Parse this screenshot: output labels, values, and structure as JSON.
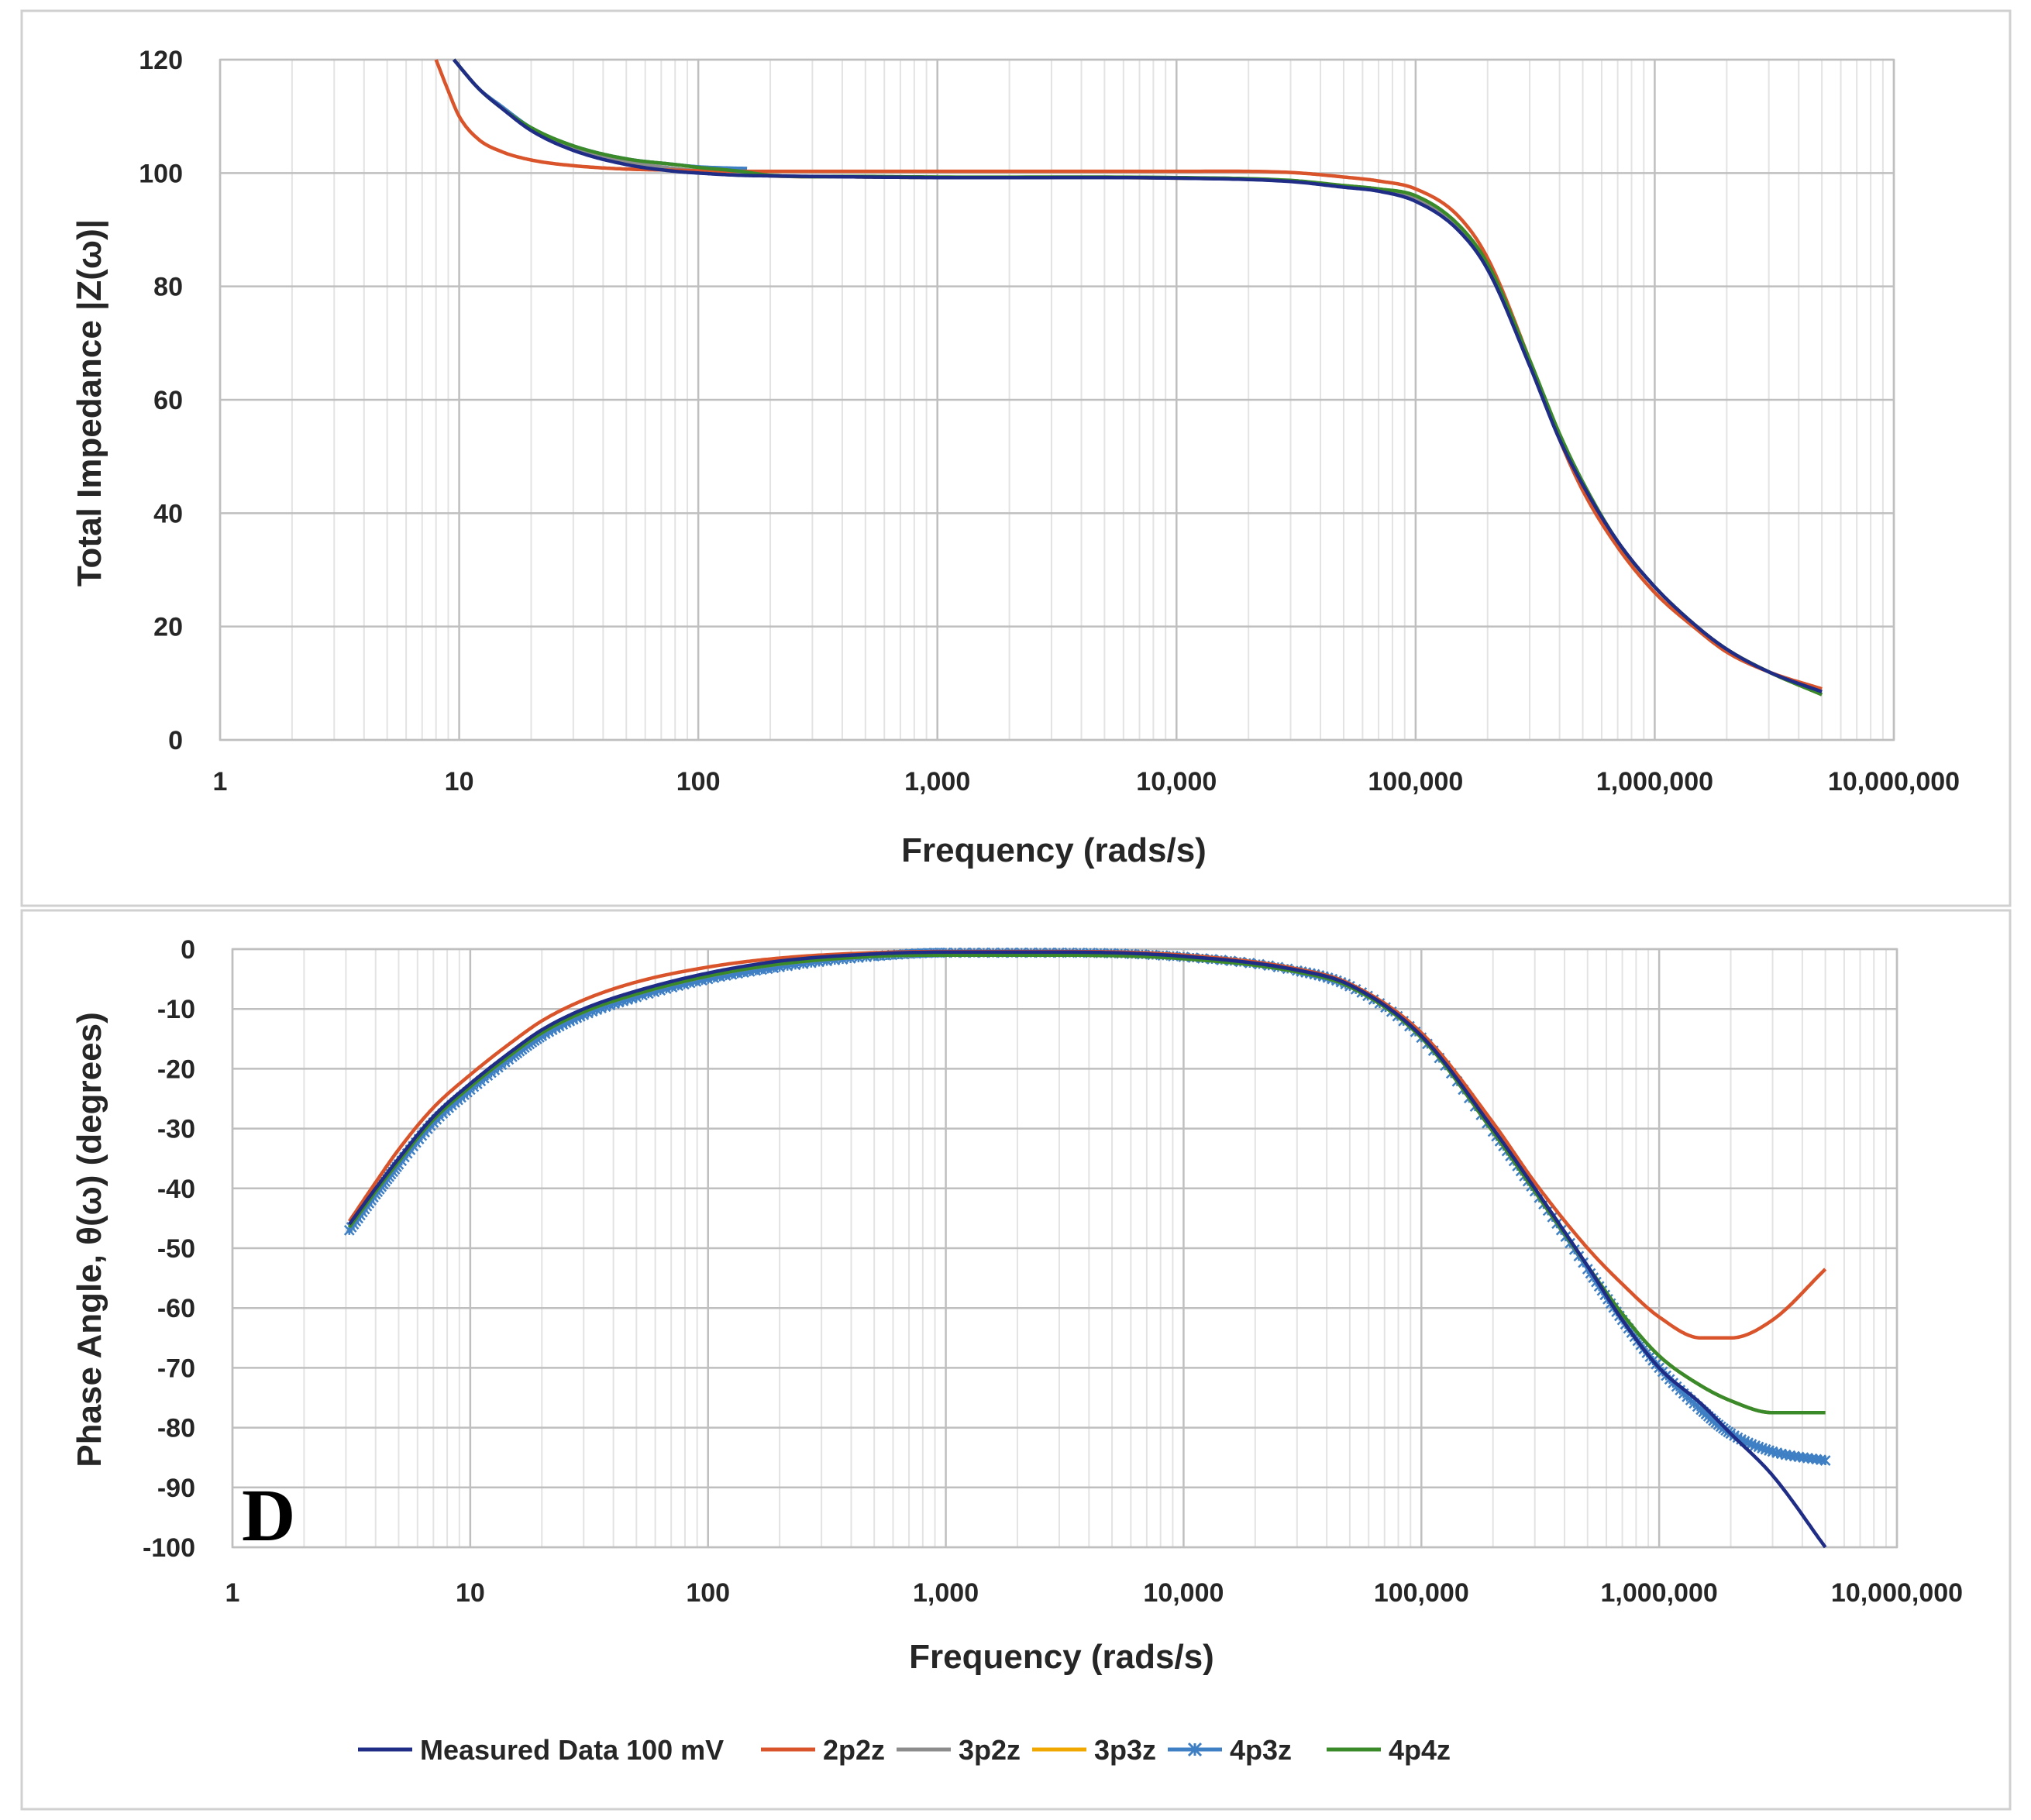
{
  "colors": {
    "measured": "#1f2d86",
    "2p2z": "#d9542b",
    "3p2z": "#8c8c8c",
    "3p3z": "#f0a800",
    "4p3z": "#3f7fc4",
    "4p4z": "#3a8a2a",
    "grid_major": "#bfbfbf",
    "grid_minor": "#e3e3e3",
    "frame": "#d0d0d0"
  },
  "legend": {
    "items": [
      {
        "key": "measured",
        "label": "Measured Data 100 mV",
        "marker": "none"
      },
      {
        "key": "2p2z",
        "label": "2p2z",
        "marker": "none"
      },
      {
        "key": "3p2z",
        "label": "3p2z",
        "marker": "none"
      },
      {
        "key": "3p3z",
        "label": "3p3z",
        "marker": "none"
      },
      {
        "key": "4p3z",
        "label": "4p3z",
        "marker": "star-x"
      },
      {
        "key": "4p4z",
        "label": "4p4z",
        "marker": "none"
      }
    ]
  },
  "panel_tag": "D",
  "chart_data": [
    {
      "type": "line",
      "title": "",
      "xlabel": "Frequency (rads/s)",
      "ylabel": "Total Impedance |Z(ω)|",
      "xscale": "log",
      "xlim": [
        1,
        10000000
      ],
      "ylim": [
        0,
        120
      ],
      "xticks": [
        1,
        10,
        100,
        1000,
        10000,
        100000,
        1000000,
        10000000
      ],
      "xtick_labels": [
        "1",
        "10",
        "100",
        "1,000",
        "10,000",
        "100,000",
        "1,000,000",
        "10,000,000"
      ],
      "yticks": [
        0,
        20,
        40,
        60,
        80,
        100,
        120
      ],
      "ytick_labels": [
        "0",
        "20",
        "40",
        "60",
        "80",
        "100",
        "120"
      ],
      "grid": true,
      "legend": "bottom",
      "series": [
        {
          "name": "Measured Data 100 mV",
          "key": "measured",
          "x": [
            9.5,
            12,
            15,
            20,
            30,
            50,
            80,
            100,
            150,
            200,
            500,
            1000,
            10000,
            30000,
            50000,
            70000,
            100000,
            150000,
            200000,
            300000,
            400000,
            500000,
            700000,
            1000000,
            1500000,
            2000000,
            3000000,
            5000000
          ],
          "y": [
            120,
            115,
            111.5,
            107.5,
            104,
            101.5,
            100.3,
            100,
            99.6,
            99.5,
            99.3,
            99.2,
            99.1,
            98.5,
            97.5,
            96.8,
            95,
            90,
            83,
            66,
            53,
            45,
            35,
            27,
            20,
            16,
            12,
            8.5
          ]
        },
        {
          "name": "2p2z",
          "key": "2p2z",
          "x": [
            8,
            9,
            10,
            12,
            15,
            20,
            30,
            50,
            80,
            100,
            200,
            1000,
            10000,
            30000,
            50000,
            70000,
            100000,
            150000,
            200000,
            300000,
            400000,
            500000,
            700000,
            1000000,
            1500000,
            2000000,
            3000000,
            5000000
          ],
          "y": [
            120,
            114.5,
            110,
            106,
            103.8,
            102.3,
            101.3,
            100.7,
            100.5,
            100.4,
            100.3,
            100.3,
            100.3,
            100.1,
            99.3,
            98.6,
            97.2,
            92.5,
            85,
            67,
            53,
            44,
            34,
            26,
            19.5,
            15.5,
            12,
            9
          ]
        },
        {
          "name": "3p2z",
          "key": "3p2z",
          "x": [
            9.5,
            12,
            15,
            20,
            30,
            50,
            80,
            100,
            150,
            200,
            500,
            1000,
            10000,
            30000,
            50000,
            70000,
            100000,
            150000,
            200000,
            300000,
            400000,
            500000,
            700000,
            1000000,
            1500000,
            2000000,
            3000000,
            5000000
          ],
          "y": [
            120,
            115,
            111.5,
            107.8,
            104.3,
            102,
            100.8,
            100.4,
            99.9,
            99.5,
            99.3,
            99.2,
            99.1,
            98.6,
            97.7,
            97,
            95.5,
            90.5,
            83.5,
            66.5,
            53.5,
            45,
            35,
            27,
            20,
            16,
            12,
            8
          ]
        },
        {
          "name": "3p3z",
          "key": "3p3z",
          "x": [
            9.5,
            12,
            15,
            20,
            30,
            50,
            80,
            100,
            150,
            200,
            500,
            1000,
            10000,
            30000,
            50000,
            70000,
            100000,
            150000,
            200000,
            300000,
            400000,
            500000,
            700000,
            1000000,
            1500000,
            2000000,
            3000000,
            5000000
          ],
          "y": [
            120,
            115,
            111.5,
            107.8,
            104.3,
            102,
            100.8,
            100.4,
            99.9,
            99.5,
            99.3,
            99.2,
            99.1,
            98.6,
            97.7,
            97,
            95.5,
            90.5,
            83.5,
            66.5,
            53.5,
            45,
            35,
            27,
            20,
            16,
            12,
            8
          ]
        },
        {
          "name": "4p3z",
          "key": "4p3z",
          "x": [
            9.5,
            12,
            15,
            20,
            30,
            50,
            80,
            100,
            130,
            160
          ],
          "y": [
            120,
            115,
            111.8,
            108,
            104.8,
            102.5,
            101.5,
            101.1,
            100.9,
            100.8
          ]
        },
        {
          "name": "4p4z",
          "key": "4p4z",
          "x": [
            9.5,
            12,
            15,
            20,
            30,
            50,
            80,
            100,
            150,
            200,
            500,
            1000,
            10000,
            30000,
            50000,
            70000,
            100000,
            150000,
            200000,
            300000,
            400000,
            500000,
            700000,
            1000000,
            1500000,
            2000000,
            3000000,
            5000000
          ],
          "y": [
            120,
            115,
            111.5,
            108,
            104.8,
            102.5,
            101.5,
            101,
            100.3,
            99.6,
            99.4,
            99.3,
            99.2,
            98.7,
            97.8,
            97.2,
            96,
            91,
            84,
            67,
            54,
            45.5,
            35,
            27,
            20,
            16,
            12,
            8
          ]
        }
      ]
    },
    {
      "type": "line",
      "title": "",
      "xlabel": "Frequency (rads/s)",
      "ylabel": "Phase Angle, θ(ω) (degrees)",
      "xscale": "log",
      "xlim": [
        1,
        10000000
      ],
      "ylim": [
        -100,
        0
      ],
      "xticks": [
        1,
        10,
        100,
        1000,
        10000,
        100000,
        1000000,
        10000000
      ],
      "xtick_labels": [
        "1",
        "10",
        "100",
        "1,000",
        "10,000",
        "100,000",
        "1,000,000",
        "10,000,000"
      ],
      "yticks": [
        0,
        -10,
        -20,
        -30,
        -40,
        -50,
        -60,
        -70,
        -80,
        -90,
        -100
      ],
      "ytick_labels": [
        "0",
        "-10",
        "-20",
        "-30",
        "-40",
        "-50",
        "-60",
        "-70",
        "-80",
        "-90",
        "-100"
      ],
      "grid": true,
      "legend": "bottom",
      "series": [
        {
          "name": "Measured Data 100 mV",
          "key": "measured",
          "x": [
            3.1,
            4,
            5,
            7,
            10,
            15,
            20,
            30,
            50,
            100,
            200,
            500,
            1000,
            3000,
            10000,
            30000,
            50000,
            100000,
            200000,
            300000,
            500000,
            700000,
            1000000,
            1500000,
            2000000,
            3000000,
            5000000
          ],
          "y": [
            -46,
            -40,
            -35,
            -28,
            -22.5,
            -17,
            -13.5,
            -10,
            -7,
            -4,
            -2,
            -0.8,
            -0.5,
            -0.5,
            -1.2,
            -3.5,
            -6,
            -14.5,
            -30,
            -40,
            -53,
            -62,
            -70,
            -76,
            -81,
            -88,
            -100
          ]
        },
        {
          "name": "2p2z",
          "key": "2p2z",
          "x": [
            3.1,
            4,
            5,
            7,
            10,
            15,
            20,
            30,
            50,
            100,
            200,
            500,
            1000,
            3000,
            10000,
            30000,
            50000,
            100000,
            200000,
            300000,
            500000,
            700000,
            1000000,
            1500000,
            2000000,
            3000000,
            5000000
          ],
          "y": [
            -45.5,
            -39,
            -33.5,
            -26.5,
            -21,
            -15.5,
            -12,
            -8.5,
            -5.5,
            -3,
            -1.5,
            -0.6,
            -0.4,
            -0.4,
            -1,
            -3.3,
            -5.8,
            -14,
            -29,
            -39,
            -50,
            -56,
            -61.5,
            -65,
            -65,
            -62,
            -53.5
          ]
        },
        {
          "name": "3p2z",
          "key": "3p2z",
          "x": [
            3.1,
            4,
            5,
            7,
            10,
            15,
            20,
            30,
            50,
            100,
            200,
            500,
            1000,
            3000,
            10000,
            30000,
            50000,
            100000,
            200000,
            300000,
            500000,
            700000,
            1000000,
            1500000,
            2000000,
            3000000,
            5000000
          ],
          "y": [
            -46.5,
            -40.5,
            -35.5,
            -28.5,
            -23,
            -17.5,
            -14,
            -10.5,
            -7.5,
            -4.5,
            -2.5,
            -1.2,
            -1,
            -1,
            -1.6,
            -3.8,
            -6.3,
            -14.8,
            -30.5,
            -40.5,
            -53,
            -61,
            -68,
            -73,
            -75.5,
            -77.5,
            -77.5
          ]
        },
        {
          "name": "3p3z",
          "key": "3p3z",
          "x": [
            3.1,
            4,
            5,
            7,
            10,
            15,
            20,
            30,
            50,
            100,
            200,
            500,
            1000,
            3000,
            10000,
            30000,
            50000,
            100000,
            200000,
            300000,
            500000,
            700000,
            1000000,
            1500000,
            2000000,
            3000000,
            5000000
          ],
          "y": [
            -46.5,
            -40.5,
            -35.5,
            -28.5,
            -23,
            -17.5,
            -14,
            -10.5,
            -7.5,
            -4.5,
            -2.5,
            -1.2,
            -1,
            -1,
            -1.6,
            -3.8,
            -6.3,
            -14.8,
            -30.5,
            -40.5,
            -53,
            -61,
            -68,
            -73,
            -75.5,
            -77.5,
            -77.5
          ]
        },
        {
          "name": "4p3z",
          "key": "4p3z",
          "x": [
            3.1,
            4,
            5,
            7,
            10,
            15,
            20,
            30,
            50,
            100,
            200,
            500,
            1000,
            3000,
            10000,
            30000,
            50000,
            100000,
            200000,
            300000,
            500000,
            700000,
            1000000,
            1500000,
            2000000,
            3000000,
            5000000
          ],
          "y": [
            -47,
            -41,
            -36,
            -29,
            -23.5,
            -18,
            -14.5,
            -11,
            -8,
            -5,
            -3,
            -1.2,
            -0.6,
            -0.6,
            -1.3,
            -3.6,
            -6.2,
            -14.8,
            -30.5,
            -40.5,
            -53.5,
            -62,
            -70,
            -77,
            -81,
            -84,
            -85.5
          ]
        },
        {
          "name": "4p4z",
          "key": "4p4z",
          "x": [
            3.1,
            4,
            5,
            7,
            10,
            15,
            20,
            30,
            50,
            100,
            200,
            500,
            1000,
            3000,
            10000,
            30000,
            50000,
            100000,
            200000,
            300000,
            500000,
            700000,
            1000000,
            1500000,
            2000000,
            3000000,
            5000000
          ],
          "y": [
            -46.5,
            -40.5,
            -35.5,
            -28.5,
            -23,
            -17.5,
            -14,
            -10.5,
            -7.5,
            -4.5,
            -2.5,
            -1.2,
            -1,
            -1,
            -1.6,
            -3.8,
            -6.3,
            -14.8,
            -30.5,
            -40.5,
            -53,
            -61,
            -68,
            -73,
            -75.5,
            -77.5,
            -77.5
          ]
        }
      ]
    }
  ]
}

================

Given instruction: Look through the entries above and report each line where the string "ylabel" occurs.

Solution to this problem:
      "ylabel": "Total Impedance |Z(ω)|",
      "ylabel": "Phase Angle, θ(ω) (degrees)",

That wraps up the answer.